DATA SHOWN:

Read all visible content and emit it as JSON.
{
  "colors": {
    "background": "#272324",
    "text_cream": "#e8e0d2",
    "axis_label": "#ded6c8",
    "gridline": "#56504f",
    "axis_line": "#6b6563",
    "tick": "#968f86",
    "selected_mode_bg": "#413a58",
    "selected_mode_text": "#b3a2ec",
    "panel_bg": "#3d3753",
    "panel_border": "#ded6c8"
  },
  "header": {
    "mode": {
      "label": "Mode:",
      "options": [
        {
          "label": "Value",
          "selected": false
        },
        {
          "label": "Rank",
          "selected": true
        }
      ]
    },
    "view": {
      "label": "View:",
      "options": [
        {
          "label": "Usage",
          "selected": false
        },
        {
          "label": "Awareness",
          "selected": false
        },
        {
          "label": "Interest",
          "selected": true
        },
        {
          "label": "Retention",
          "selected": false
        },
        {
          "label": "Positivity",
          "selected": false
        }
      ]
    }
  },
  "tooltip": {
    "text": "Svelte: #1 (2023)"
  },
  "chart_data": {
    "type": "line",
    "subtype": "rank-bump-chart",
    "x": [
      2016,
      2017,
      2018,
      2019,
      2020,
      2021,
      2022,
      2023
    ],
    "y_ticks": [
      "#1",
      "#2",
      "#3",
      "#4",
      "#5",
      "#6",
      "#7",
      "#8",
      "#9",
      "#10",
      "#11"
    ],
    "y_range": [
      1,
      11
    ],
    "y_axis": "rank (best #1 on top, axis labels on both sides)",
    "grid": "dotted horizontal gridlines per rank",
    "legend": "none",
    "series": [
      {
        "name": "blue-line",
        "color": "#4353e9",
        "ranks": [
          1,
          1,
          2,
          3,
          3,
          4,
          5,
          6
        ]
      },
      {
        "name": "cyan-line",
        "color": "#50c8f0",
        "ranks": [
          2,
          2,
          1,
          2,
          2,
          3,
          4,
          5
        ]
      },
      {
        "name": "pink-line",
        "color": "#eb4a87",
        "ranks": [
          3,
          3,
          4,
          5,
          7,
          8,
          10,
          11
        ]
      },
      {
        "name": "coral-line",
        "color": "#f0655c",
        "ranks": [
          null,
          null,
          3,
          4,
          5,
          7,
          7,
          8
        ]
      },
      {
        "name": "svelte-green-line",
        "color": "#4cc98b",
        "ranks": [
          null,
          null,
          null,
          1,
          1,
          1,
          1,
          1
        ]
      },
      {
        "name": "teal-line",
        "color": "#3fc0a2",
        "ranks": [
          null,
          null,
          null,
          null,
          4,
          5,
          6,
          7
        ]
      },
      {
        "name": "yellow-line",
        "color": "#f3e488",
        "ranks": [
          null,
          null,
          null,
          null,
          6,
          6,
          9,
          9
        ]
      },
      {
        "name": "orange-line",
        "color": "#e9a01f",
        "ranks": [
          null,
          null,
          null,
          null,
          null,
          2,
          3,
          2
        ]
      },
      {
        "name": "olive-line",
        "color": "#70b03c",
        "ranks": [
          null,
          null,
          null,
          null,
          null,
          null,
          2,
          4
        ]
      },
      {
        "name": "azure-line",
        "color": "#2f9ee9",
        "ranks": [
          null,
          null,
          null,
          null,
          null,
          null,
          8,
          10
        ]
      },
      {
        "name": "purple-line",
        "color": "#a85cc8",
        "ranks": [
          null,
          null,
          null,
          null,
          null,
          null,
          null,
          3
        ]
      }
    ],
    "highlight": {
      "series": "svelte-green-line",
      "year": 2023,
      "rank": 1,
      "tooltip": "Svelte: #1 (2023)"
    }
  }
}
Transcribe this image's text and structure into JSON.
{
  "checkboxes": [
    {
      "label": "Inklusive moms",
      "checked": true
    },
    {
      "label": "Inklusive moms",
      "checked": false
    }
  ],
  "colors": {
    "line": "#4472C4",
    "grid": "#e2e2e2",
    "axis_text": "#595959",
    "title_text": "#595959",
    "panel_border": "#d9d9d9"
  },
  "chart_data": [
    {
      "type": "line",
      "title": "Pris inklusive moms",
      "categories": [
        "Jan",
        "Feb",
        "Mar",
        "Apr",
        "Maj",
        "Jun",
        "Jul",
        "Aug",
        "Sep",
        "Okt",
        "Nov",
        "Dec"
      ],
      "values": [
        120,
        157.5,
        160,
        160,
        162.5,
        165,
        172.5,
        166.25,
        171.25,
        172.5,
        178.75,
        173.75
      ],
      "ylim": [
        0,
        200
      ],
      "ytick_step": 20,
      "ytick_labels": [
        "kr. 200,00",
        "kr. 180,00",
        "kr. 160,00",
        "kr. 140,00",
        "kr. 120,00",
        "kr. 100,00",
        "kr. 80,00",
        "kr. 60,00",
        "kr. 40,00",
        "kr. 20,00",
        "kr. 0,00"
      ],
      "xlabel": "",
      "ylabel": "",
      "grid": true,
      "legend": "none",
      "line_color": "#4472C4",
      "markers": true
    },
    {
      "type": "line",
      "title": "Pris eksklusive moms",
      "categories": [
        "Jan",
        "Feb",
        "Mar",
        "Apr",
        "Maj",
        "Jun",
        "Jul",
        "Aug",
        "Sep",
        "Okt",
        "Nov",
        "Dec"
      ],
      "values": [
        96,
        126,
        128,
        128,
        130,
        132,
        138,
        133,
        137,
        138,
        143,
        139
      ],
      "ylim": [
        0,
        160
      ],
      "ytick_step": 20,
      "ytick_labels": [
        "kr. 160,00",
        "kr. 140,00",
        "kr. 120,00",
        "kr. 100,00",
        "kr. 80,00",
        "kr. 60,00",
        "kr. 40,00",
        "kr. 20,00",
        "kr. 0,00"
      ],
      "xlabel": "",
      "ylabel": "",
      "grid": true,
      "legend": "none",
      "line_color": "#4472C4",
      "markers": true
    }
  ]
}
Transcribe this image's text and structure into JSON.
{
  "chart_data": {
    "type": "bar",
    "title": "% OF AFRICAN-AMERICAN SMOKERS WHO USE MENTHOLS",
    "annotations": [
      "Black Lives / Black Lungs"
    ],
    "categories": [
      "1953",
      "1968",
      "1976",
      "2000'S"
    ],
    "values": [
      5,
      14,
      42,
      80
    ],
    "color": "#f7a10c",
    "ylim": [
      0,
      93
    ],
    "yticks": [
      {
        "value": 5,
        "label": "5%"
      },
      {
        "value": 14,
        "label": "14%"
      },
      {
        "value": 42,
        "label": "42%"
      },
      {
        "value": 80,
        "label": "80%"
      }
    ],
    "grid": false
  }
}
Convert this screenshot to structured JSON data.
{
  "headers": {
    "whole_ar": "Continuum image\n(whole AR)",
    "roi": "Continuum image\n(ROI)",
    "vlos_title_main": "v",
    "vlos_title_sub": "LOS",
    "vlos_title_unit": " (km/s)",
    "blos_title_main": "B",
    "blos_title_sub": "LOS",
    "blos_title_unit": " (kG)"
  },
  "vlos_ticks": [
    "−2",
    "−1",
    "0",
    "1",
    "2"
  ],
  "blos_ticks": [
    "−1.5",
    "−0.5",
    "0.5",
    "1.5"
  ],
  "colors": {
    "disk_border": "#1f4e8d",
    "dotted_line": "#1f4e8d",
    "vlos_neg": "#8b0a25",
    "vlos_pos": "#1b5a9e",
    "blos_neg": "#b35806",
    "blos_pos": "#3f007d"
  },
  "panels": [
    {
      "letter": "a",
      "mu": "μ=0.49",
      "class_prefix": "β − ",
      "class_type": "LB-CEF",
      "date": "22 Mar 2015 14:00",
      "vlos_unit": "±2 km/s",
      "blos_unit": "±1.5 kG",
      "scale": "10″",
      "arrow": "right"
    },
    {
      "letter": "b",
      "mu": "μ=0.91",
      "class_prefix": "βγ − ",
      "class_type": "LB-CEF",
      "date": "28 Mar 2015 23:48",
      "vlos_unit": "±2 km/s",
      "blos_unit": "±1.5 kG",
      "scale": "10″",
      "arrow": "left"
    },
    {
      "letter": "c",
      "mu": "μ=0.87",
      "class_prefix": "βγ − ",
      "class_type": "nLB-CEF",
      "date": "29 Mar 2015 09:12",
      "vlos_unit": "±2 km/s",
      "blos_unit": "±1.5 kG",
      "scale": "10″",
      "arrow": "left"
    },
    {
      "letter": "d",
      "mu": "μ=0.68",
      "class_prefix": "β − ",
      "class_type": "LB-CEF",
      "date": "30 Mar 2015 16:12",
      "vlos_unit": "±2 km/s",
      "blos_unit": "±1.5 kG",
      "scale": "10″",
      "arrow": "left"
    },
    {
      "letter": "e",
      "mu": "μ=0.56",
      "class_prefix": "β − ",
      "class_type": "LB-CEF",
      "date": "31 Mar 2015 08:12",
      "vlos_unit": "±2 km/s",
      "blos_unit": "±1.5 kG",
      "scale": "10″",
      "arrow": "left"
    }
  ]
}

EXERCISE DETAILS:
Which lines hold the word "JSON"? Copy all of them.

TASK OUTPUT:
Read all visible content and emit it as JSON.
Transcribe this image's text and structure into JSON.
Transcribe this image's text and structure into JSON.
Convert this screenshot to structured JSON data.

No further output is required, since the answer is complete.